**Work required**
Arrange every line of the items below as a JSON list of strings, one string per line. Leave out blank lines.

Data extracted from a collection
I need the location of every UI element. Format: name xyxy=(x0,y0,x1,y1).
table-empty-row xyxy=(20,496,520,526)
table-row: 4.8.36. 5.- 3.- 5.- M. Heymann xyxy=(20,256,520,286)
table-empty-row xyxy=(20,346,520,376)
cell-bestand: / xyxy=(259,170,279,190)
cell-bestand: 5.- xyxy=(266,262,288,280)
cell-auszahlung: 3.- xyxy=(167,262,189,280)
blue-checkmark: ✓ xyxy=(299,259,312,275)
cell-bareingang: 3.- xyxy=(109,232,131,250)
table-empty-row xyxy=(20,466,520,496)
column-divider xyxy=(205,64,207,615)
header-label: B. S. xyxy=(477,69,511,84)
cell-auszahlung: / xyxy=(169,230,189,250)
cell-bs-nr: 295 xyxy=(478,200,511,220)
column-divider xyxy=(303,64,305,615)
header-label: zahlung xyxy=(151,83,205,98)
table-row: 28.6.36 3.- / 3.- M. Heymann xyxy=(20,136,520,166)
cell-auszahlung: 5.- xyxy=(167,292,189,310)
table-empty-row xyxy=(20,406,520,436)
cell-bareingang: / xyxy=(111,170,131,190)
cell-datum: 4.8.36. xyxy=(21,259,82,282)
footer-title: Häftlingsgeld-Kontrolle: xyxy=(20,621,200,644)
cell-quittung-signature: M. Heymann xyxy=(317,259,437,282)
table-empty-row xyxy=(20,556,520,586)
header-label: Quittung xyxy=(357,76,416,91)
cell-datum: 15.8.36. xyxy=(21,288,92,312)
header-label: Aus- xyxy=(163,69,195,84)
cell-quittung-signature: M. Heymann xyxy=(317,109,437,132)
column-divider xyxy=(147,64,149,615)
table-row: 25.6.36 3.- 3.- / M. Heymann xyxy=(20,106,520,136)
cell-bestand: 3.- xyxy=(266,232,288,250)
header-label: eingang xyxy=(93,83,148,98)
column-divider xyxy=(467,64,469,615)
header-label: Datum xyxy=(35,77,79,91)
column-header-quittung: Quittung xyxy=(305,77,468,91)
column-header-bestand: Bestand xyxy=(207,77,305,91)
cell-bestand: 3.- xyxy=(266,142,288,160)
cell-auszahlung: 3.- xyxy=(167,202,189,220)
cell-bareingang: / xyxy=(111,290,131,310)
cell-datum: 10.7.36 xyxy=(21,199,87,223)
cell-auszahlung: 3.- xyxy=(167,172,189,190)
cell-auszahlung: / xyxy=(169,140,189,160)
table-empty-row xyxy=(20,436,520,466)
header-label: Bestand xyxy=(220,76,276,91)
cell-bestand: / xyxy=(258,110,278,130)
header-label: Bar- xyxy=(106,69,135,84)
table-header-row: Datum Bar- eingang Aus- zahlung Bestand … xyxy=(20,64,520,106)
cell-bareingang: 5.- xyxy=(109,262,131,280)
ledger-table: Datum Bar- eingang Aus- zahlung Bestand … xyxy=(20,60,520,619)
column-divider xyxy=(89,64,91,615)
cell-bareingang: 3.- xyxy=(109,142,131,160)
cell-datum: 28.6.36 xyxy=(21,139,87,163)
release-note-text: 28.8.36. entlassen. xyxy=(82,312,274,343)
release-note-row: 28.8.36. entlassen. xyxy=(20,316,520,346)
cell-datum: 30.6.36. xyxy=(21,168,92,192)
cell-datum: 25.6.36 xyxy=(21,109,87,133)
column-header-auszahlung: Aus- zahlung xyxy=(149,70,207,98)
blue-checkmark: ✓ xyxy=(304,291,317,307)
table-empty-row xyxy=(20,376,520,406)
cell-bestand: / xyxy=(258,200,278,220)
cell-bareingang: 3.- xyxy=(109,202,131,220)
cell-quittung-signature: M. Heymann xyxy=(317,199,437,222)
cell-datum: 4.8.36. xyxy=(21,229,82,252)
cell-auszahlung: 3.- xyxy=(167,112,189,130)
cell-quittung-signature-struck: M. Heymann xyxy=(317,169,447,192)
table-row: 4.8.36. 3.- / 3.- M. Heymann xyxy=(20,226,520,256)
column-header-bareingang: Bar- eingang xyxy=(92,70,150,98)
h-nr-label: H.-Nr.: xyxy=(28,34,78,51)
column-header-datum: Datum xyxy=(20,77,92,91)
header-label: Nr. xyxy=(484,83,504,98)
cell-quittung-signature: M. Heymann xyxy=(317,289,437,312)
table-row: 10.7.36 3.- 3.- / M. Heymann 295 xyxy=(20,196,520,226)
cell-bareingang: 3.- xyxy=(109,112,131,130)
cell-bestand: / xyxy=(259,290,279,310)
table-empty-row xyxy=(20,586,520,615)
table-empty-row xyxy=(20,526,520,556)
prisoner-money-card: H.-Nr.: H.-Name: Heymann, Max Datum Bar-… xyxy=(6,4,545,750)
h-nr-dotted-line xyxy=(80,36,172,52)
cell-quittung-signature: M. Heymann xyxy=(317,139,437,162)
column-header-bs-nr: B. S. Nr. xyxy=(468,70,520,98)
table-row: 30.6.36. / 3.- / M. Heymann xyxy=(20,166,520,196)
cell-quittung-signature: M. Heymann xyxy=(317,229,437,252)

**Answer to the task**
[
  "I need the location of every UI element. Format: name xyxy=(x0,y0,x1,y1).",
  "table-empty-row xyxy=(20,496,520,526)",
  "table-row: 4.8.36. 5.- 3.- 5.- M. Heymann xyxy=(20,256,520,286)",
  "table-empty-row xyxy=(20,346,520,376)",
  "cell-bestand: / xyxy=(259,170,279,190)",
  "cell-bestand: 5.- xyxy=(266,262,288,280)",
  "cell-auszahlung: 3.- xyxy=(167,262,189,280)",
  "blue-checkmark: ✓ xyxy=(299,259,312,275)",
  "cell-bareingang: 3.- xyxy=(109,232,131,250)",
  "table-empty-row xyxy=(20,466,520,496)",
  "column-divider xyxy=(205,64,207,615)",
  "header-label: B. S. xyxy=(477,69,511,84)",
  "cell-auszahlung: / xyxy=(169,230,189,250)",
  "cell-bs-nr: 295 xyxy=(478,200,511,220)",
  "column-divider xyxy=(303,64,305,615)",
  "header-label: zahlung xyxy=(151,83,205,98)",
  "table-row: 28.6.36 3.- / 3.- M. Heymann xyxy=(20,136,520,166)",
  "cell-auszahlung: 5.- xyxy=(167,292,189,310)",
  "table-empty-row xyxy=(20,406,520,436)",
  "cell-bareingang: / xyxy=(111,170,131,190)",
  "cell-datum: 4.8.36. xyxy=(21,259,82,282)",
  "footer-title: Häftlingsgeld-Kontrolle: xyxy=(20,621,200,644)",
  "cell-quittung-signature: M. Heymann xyxy=(317,259,437,282)",
  "table-empty-row xyxy=(20,556,520,586)",
  "header-label: Quittung xyxy=(357,76,416,91)",
  "cell-datum: 15.8.36. xyxy=(21,288,92,312)",
  "header-label: Aus- xyxy=(163,69,195,84)",
  "cell-quittung-signature: M. Heymann xyxy=(317,109,437,132)",
  "column-divider xyxy=(147,64,149,615)",
  "table-row: 25.6.36 3.- 3.- / M. Heymann xyxy=(20,106,520,136)",
  "cell-bestand: 3.- xyxy=(266,232,288,250)",
  "header-label: eingang xyxy=(93,83,148,98)",
  "column-divider xyxy=(467,64,469,615)",
  "header-label: Datum xyxy=(35,77,79,91)",
  "column-header-quittung: Quittung xyxy=(305,77,468,91)",
  "column-header-bestand: Bestand xyxy=(207,77,305,91)",
  "cell-bestand: 3.- xyxy=(266,142,288,160)",
  "cell-auszahlung: 3.- xyxy=(167,202,189,220)",
  "cell-bareingang: / xyxy=(111,290,131,310)",
  "cell-datum: 10.7.36 xyxy=(21,199,87,223)",
  "cell-auszahlung: 3.- xyxy=(167,172,189,190)",
  "cell-auszahlung: / xyxy=(169,140,189,160)",
  "table-empty-row xyxy=(20,436,520,466)",
  "header-label: Bestand xyxy=(220,76,276,91)",
  "cell-bestand: / xyxy=(258,110,278,130)",
  "header-label: Bar- xyxy=(106,69,135,84)",
  "table-header-row: Datum Bar- eingang Aus- zahlung Bestand … xyxy=(20,64,520,106)",
  "cell-bareingang: 5.- xyxy=(109,262,131,280)",
  "ledger-table: Datum Bar- eingang Aus- zahlung Bestand … xyxy=(20,60,520,619)",
  "column-divider xyxy=(89,64,91,615)",
  "cell-bareingang: 3.- xyxy=(109,142,131,160)",
  "cell-datum: 28.6.36 xyxy=(21,139,87,163)",
  "release-note-text: 28.8.36. entlassen. xyxy=(82,312,274,343)",
  "release-note-row: 28.8.36. entlassen. xyxy=(20,316,520,346)",
  "cell-datum: 30.6.36. xyxy=(21,168,92,192)",
  "cell-datum: 25.6.36 xyxy=(21,109,87,133)",
  "column-header-auszahlung: Aus- zahlung xyxy=(149,70,207,98)",
  "blue-checkmark: ✓ xyxy=(304,291,317,307)",
  "table-empty-row xyxy=(20,376,520,406)",
  "cell-bestand: / xyxy=(258,200,278,220)",
  "cell-bareingang: 3.- xyxy=(109,202,131,220)",
  "cell-quittung-signature: M. Heymann xyxy=(317,199,437,222)",
  "cell-datum: 4.8.36. xyxy=(21,229,82,252)",
  "cell-auszahlung: 3.- xyxy=(167,112,189,130)",
  "cell-quittung-signature-struck: M. Heymann xyxy=(317,169,447,192)",
  "table-row: 4.8.36. 3.- / 3.- M. Heymann xyxy=(20,226,520,256)",
  "column-header-bareingang: Bar- eingang xyxy=(92,70,150,98)",
  "h-nr-label: H.-Nr.: xyxy=(28,34,78,51)",
  "column-header-datum: Datum xyxy=(20,77,92,91)",
  "header-label: Nr. xyxy=(484,83,504,98)",
  "cell-quittung-signature: M. Heymann xyxy=(317,289,437,312)",
  "table-row: 10.7.36 3.- 3.- / M. Heymann 295 xyxy=(20,196,520,226)",
  "cell-bareingang: 3.- xyxy=(109,112,131,130)",
  "cell-bestand: / xyxy=(259,290,279,310)",
  "table-empty-row xyxy=(20,586,520,615)",
  "table-empty-row xyxy=(20,526,520,556)",
  "prisoner-money-card: H.-Nr.: H.-Name: Heymann, Max Datum Bar-… xyxy=(6,4,545,750)",
  "h-nr-dotted-line xyxy=(80,36,172,52)",
  "cell-quittung-signature: M. Heymann xyxy=(317,139,437,162)",
  "column-header-bs-nr: B. S. Nr. xyxy=(468,70,520,98)",
  "table-row: 30.6.36. / 3.- / M. Heymann xyxy=(20,166,520,196)",
  "cell-quittung-signature: M. Heymann xyxy=(317,229,437,252)"
]